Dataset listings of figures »
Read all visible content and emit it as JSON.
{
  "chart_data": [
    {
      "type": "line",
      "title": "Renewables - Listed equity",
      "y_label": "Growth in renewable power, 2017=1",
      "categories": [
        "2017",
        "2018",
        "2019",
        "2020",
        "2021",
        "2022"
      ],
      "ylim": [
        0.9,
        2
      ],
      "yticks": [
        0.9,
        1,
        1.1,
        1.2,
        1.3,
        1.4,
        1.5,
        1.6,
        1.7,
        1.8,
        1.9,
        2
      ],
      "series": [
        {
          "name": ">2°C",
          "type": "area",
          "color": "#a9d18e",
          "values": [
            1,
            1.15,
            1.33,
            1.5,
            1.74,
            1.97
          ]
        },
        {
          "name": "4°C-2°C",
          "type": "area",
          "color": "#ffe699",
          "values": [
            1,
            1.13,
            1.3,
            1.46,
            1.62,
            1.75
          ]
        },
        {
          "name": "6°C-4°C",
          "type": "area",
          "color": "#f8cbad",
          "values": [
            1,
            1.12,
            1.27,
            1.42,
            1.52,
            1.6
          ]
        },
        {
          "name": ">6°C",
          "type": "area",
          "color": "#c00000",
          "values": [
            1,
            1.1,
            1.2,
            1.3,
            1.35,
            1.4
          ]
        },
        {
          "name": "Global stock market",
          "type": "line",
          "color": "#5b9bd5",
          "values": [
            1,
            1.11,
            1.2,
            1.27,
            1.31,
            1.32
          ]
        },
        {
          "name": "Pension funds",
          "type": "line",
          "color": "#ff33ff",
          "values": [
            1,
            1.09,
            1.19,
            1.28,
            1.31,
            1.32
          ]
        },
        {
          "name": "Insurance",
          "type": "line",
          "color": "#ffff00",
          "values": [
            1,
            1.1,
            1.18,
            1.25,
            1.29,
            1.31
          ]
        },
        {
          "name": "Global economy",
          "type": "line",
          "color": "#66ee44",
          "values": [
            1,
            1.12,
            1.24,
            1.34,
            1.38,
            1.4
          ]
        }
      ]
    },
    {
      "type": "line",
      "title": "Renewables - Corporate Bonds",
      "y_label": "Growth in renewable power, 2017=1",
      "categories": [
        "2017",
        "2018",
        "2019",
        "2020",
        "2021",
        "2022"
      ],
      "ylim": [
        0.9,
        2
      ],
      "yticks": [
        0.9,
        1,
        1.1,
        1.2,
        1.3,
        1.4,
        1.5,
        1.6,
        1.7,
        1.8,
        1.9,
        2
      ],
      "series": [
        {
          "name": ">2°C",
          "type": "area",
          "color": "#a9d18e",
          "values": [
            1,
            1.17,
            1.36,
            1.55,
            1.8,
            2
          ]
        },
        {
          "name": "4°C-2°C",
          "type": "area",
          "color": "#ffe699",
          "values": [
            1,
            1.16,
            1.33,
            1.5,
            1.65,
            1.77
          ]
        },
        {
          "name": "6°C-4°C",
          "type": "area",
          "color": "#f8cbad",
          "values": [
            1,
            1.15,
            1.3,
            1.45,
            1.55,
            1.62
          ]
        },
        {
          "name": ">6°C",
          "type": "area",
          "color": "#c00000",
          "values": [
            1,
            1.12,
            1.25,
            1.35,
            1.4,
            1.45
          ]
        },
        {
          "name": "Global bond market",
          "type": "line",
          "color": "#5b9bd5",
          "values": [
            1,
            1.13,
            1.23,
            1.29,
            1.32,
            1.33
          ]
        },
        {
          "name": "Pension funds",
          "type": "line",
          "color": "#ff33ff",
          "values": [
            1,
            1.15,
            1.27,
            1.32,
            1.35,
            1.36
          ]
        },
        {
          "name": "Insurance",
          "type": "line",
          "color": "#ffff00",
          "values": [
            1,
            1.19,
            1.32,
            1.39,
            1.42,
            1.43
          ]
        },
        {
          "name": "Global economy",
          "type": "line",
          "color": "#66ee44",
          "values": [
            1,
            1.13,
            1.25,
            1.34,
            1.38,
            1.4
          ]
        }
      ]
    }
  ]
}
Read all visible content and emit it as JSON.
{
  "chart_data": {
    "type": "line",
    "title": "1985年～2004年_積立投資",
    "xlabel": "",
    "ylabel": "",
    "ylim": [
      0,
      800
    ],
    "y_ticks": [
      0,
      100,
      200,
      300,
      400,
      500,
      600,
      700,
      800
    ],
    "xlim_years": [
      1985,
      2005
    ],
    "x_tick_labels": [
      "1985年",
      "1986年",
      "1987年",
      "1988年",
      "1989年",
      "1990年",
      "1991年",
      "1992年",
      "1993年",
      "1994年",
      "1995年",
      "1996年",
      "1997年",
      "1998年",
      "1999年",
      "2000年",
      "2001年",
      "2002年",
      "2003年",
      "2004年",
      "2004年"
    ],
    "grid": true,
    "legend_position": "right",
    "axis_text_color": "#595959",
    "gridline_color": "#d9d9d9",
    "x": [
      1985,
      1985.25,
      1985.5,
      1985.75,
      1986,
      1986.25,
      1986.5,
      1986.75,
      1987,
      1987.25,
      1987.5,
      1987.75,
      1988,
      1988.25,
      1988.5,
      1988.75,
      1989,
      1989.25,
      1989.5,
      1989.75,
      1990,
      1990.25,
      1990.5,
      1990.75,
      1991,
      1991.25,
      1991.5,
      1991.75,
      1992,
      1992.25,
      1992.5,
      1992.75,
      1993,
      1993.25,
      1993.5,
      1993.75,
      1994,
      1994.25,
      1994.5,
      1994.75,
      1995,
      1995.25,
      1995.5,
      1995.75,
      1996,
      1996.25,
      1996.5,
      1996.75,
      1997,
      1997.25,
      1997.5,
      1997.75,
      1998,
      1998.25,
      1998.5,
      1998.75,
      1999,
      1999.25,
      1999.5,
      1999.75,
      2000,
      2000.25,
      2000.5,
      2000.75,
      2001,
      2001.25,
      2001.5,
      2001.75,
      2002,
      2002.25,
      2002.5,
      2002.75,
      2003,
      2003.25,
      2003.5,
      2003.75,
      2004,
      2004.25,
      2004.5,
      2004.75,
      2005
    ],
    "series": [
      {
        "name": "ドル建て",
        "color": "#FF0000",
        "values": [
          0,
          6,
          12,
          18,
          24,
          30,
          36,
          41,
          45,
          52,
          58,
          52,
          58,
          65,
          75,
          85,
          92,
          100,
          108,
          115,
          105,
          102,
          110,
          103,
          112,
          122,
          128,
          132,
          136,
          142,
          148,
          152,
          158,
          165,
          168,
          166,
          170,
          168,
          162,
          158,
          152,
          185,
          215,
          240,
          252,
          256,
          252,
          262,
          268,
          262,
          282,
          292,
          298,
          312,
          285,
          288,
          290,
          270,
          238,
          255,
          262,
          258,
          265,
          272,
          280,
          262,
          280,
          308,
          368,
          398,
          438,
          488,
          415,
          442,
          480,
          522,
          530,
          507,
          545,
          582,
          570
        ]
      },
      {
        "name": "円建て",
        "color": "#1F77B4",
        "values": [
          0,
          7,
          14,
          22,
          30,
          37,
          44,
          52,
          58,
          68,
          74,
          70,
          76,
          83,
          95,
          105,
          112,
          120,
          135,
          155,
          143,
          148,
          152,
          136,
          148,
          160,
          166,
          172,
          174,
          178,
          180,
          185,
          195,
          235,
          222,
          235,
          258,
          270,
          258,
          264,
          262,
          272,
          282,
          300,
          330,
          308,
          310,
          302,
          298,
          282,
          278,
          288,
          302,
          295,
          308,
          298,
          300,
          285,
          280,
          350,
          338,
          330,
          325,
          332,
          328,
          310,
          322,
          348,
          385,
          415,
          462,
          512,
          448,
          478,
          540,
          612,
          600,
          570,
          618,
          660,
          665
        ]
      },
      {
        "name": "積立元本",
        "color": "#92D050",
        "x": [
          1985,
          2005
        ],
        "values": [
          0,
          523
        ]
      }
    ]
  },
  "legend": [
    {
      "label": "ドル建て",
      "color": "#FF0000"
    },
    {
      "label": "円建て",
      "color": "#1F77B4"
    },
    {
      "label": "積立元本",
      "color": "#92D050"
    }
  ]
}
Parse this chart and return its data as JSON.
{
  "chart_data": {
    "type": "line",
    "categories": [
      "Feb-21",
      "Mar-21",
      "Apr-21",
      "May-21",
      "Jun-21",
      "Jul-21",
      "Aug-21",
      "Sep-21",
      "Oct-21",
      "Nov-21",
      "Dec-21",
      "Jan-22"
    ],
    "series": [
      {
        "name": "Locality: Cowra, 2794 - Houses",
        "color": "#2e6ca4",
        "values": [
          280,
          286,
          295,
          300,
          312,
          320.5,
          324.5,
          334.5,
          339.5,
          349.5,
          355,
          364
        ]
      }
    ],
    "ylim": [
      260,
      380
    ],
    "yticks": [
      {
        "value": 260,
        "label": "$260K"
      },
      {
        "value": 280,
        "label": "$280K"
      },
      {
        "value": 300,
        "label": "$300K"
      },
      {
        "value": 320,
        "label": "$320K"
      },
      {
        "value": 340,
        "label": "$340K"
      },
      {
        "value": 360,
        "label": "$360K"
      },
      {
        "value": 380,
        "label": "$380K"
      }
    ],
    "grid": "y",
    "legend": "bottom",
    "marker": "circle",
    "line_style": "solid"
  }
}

What you will do » Gather each line in the data that holds the string "Renewables".

Exercise solution »
      "title": "Renewables - Listed equity",
      "title": "Renewables - Corporate Bonds",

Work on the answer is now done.